OBJECTIVE:
Locate each line with the string "subtitle" in the listing below and copy it.

◇ ◇ ◇ ◇ ◇

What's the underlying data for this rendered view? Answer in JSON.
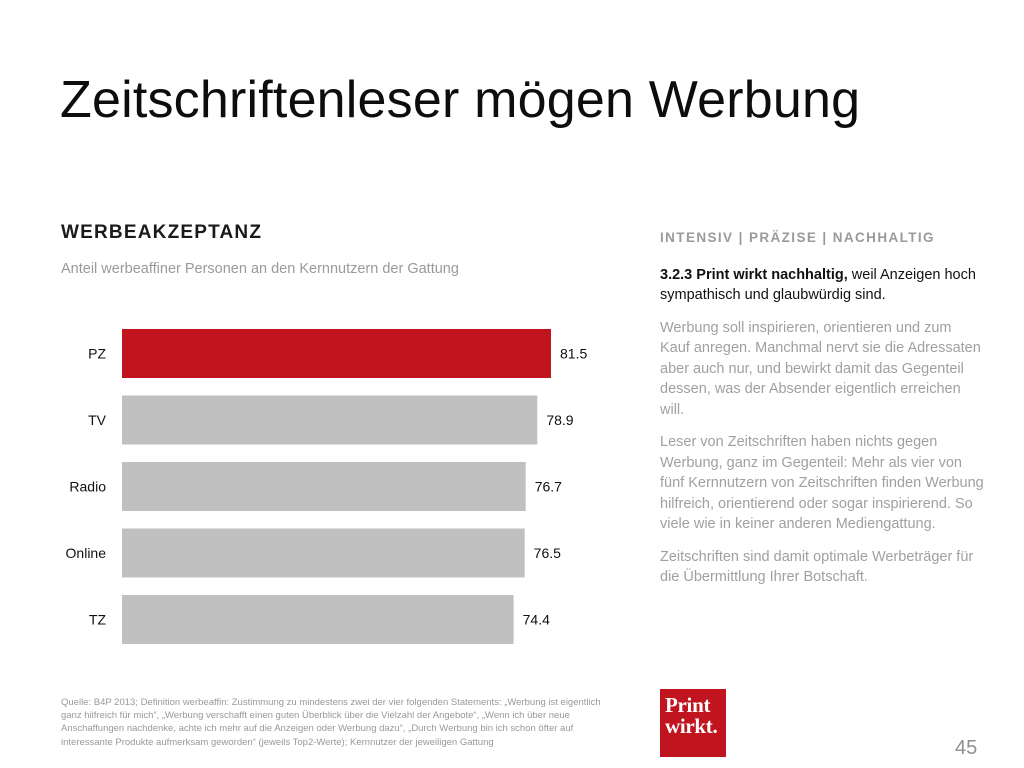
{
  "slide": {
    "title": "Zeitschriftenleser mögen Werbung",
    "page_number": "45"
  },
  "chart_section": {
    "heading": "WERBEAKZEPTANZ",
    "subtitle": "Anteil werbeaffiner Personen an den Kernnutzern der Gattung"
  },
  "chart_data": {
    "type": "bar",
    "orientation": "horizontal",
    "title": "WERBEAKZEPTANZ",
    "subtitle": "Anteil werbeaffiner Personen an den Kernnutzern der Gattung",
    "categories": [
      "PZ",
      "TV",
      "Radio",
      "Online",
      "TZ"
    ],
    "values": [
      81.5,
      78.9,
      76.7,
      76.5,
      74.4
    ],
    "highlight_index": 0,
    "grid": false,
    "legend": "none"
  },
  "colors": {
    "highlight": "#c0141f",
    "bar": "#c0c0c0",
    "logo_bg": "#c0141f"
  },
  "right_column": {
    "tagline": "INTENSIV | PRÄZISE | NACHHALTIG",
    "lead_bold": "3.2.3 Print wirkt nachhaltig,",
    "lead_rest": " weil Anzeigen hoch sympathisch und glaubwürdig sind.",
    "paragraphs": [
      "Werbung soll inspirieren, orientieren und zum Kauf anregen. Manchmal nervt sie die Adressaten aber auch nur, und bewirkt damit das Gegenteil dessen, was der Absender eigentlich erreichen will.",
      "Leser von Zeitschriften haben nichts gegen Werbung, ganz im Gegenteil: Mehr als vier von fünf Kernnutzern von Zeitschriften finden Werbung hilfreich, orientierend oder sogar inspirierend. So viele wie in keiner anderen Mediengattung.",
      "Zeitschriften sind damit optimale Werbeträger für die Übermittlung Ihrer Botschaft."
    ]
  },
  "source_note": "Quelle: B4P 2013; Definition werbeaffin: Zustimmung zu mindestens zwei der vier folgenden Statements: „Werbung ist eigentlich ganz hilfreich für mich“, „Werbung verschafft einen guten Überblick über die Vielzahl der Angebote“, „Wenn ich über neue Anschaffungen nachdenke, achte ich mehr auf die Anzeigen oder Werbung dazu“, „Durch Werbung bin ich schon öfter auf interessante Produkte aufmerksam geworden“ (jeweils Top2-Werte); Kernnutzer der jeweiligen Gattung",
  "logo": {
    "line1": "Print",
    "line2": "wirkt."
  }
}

◇ ◇ ◇ ◇ ◇

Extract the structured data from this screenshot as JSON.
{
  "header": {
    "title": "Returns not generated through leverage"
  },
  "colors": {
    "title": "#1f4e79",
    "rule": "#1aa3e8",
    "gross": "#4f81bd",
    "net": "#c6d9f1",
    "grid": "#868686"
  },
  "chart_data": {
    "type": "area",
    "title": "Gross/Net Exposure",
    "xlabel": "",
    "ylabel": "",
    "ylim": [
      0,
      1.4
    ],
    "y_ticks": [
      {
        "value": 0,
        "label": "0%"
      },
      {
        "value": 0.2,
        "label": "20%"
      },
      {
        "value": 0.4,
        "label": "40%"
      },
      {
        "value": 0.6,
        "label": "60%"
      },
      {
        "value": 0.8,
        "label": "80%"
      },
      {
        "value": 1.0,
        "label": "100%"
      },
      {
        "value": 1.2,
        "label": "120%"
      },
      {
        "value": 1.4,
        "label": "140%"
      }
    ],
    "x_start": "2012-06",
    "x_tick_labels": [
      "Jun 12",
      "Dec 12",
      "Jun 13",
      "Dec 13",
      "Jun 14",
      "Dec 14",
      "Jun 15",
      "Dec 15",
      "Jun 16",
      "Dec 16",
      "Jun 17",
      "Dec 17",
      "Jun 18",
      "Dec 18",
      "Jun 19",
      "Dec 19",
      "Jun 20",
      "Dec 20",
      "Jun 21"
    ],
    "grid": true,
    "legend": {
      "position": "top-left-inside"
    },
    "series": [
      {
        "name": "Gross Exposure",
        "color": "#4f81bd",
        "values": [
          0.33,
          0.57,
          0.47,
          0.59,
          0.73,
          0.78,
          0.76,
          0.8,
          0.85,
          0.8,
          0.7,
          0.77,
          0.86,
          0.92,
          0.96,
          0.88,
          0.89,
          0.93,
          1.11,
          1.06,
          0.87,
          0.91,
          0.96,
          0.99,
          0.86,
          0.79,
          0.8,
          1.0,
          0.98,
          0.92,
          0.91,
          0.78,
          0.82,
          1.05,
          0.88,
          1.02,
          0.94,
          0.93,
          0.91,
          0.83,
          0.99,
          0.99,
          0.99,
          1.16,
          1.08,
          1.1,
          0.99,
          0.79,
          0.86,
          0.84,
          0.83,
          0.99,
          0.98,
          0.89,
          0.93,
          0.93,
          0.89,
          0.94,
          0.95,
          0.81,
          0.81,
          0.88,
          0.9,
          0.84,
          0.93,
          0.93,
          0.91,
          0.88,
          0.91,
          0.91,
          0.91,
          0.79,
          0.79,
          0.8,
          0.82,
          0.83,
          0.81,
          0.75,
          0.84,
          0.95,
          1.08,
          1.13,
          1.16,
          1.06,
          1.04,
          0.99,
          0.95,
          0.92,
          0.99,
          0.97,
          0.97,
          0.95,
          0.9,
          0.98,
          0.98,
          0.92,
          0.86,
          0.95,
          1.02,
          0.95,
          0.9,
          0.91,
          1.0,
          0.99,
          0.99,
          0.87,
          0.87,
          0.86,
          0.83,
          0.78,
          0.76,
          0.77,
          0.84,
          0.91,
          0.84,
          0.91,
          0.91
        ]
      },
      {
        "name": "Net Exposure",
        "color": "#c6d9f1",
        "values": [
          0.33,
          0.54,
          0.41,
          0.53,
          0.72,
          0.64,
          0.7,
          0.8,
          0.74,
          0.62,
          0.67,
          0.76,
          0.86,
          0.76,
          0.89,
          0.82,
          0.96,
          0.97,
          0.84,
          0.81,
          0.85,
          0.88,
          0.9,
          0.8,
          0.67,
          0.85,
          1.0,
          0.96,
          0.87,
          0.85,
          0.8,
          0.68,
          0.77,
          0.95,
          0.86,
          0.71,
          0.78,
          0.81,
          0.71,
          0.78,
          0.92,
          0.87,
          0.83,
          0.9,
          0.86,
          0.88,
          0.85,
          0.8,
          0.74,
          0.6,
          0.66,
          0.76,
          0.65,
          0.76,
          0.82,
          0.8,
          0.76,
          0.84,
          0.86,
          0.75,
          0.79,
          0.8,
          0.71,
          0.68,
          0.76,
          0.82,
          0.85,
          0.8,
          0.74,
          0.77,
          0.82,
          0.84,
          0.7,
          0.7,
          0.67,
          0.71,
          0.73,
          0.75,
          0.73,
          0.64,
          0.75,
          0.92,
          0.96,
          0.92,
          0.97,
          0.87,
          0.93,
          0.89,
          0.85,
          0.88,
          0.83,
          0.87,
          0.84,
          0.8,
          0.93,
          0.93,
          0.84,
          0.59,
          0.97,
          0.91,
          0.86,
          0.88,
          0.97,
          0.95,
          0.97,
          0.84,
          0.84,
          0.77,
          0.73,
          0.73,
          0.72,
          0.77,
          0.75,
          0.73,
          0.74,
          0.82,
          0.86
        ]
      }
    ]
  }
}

◇ ◇ ◇ ◇ ◇

FINAL ANSWER:
    "subtitle": "Anteil werbeaffiner Personen an den Kernnutzern der Gattung"
    "subtitle": "Anteil werbeaffiner Personen an den Kernnutzern der Gattung",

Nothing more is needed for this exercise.